** START **

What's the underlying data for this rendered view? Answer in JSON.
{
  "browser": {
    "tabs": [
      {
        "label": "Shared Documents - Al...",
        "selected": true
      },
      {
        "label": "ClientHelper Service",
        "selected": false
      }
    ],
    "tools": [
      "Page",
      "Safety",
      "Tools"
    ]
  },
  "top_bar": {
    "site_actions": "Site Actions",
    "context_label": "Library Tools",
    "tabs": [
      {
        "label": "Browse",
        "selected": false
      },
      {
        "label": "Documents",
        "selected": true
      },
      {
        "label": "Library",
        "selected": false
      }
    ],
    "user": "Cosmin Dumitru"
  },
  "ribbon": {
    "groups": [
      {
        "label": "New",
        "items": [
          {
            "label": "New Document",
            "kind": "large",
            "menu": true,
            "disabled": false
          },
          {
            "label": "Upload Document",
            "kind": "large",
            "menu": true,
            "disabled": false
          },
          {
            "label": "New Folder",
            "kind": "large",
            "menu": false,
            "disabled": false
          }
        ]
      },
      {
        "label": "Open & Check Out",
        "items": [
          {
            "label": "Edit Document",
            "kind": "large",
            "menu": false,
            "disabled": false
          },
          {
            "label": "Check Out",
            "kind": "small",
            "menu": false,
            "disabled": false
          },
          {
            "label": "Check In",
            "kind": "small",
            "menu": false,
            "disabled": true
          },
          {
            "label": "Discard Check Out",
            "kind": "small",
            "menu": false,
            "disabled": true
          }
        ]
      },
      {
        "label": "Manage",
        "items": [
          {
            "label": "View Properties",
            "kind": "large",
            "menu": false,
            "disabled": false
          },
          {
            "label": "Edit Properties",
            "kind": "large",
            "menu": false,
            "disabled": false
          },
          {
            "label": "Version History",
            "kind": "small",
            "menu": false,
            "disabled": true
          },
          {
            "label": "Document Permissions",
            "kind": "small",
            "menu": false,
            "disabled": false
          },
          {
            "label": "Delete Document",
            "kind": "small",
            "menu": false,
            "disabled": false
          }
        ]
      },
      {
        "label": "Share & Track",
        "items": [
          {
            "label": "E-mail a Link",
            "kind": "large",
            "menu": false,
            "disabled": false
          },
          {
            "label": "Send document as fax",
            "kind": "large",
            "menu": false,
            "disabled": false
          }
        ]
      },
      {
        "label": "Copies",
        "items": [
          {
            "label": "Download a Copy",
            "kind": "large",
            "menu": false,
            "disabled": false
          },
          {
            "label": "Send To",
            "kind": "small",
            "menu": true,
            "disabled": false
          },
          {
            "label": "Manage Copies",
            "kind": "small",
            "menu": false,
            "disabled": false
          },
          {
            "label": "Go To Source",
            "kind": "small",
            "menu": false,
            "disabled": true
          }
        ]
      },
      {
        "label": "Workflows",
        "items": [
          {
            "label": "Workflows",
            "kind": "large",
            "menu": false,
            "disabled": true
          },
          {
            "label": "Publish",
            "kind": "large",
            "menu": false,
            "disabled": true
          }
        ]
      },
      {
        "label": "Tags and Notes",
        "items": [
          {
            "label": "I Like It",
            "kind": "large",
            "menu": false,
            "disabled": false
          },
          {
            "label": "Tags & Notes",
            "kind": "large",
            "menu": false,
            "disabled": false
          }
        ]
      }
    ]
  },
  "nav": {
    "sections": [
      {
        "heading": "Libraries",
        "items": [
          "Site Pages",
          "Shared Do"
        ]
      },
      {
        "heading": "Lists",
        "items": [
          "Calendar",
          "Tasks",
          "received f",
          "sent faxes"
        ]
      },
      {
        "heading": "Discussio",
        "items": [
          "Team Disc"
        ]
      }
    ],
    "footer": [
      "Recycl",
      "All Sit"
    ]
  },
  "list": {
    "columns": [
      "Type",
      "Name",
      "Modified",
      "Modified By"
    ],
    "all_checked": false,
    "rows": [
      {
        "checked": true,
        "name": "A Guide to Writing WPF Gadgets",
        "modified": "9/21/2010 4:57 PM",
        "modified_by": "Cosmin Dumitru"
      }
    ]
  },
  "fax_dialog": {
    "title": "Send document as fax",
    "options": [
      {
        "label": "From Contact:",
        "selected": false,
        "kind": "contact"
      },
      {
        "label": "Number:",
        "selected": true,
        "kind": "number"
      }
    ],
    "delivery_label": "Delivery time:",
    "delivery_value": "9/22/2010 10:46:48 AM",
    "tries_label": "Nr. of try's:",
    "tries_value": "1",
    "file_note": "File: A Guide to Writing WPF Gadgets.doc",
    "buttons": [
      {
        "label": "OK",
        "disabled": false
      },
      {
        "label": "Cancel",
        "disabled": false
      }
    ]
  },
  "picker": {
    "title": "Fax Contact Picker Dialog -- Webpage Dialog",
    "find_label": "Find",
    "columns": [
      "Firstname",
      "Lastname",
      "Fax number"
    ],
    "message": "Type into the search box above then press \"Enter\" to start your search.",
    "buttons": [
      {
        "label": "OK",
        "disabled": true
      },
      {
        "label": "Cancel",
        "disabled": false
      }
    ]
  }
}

** END **

# Instructions to follow
Copy every line from the records above that contains the word "heading".

# Exercise result
        "heading": "Libraries",
        "heading": "Lists",
        "heading": "Discussio",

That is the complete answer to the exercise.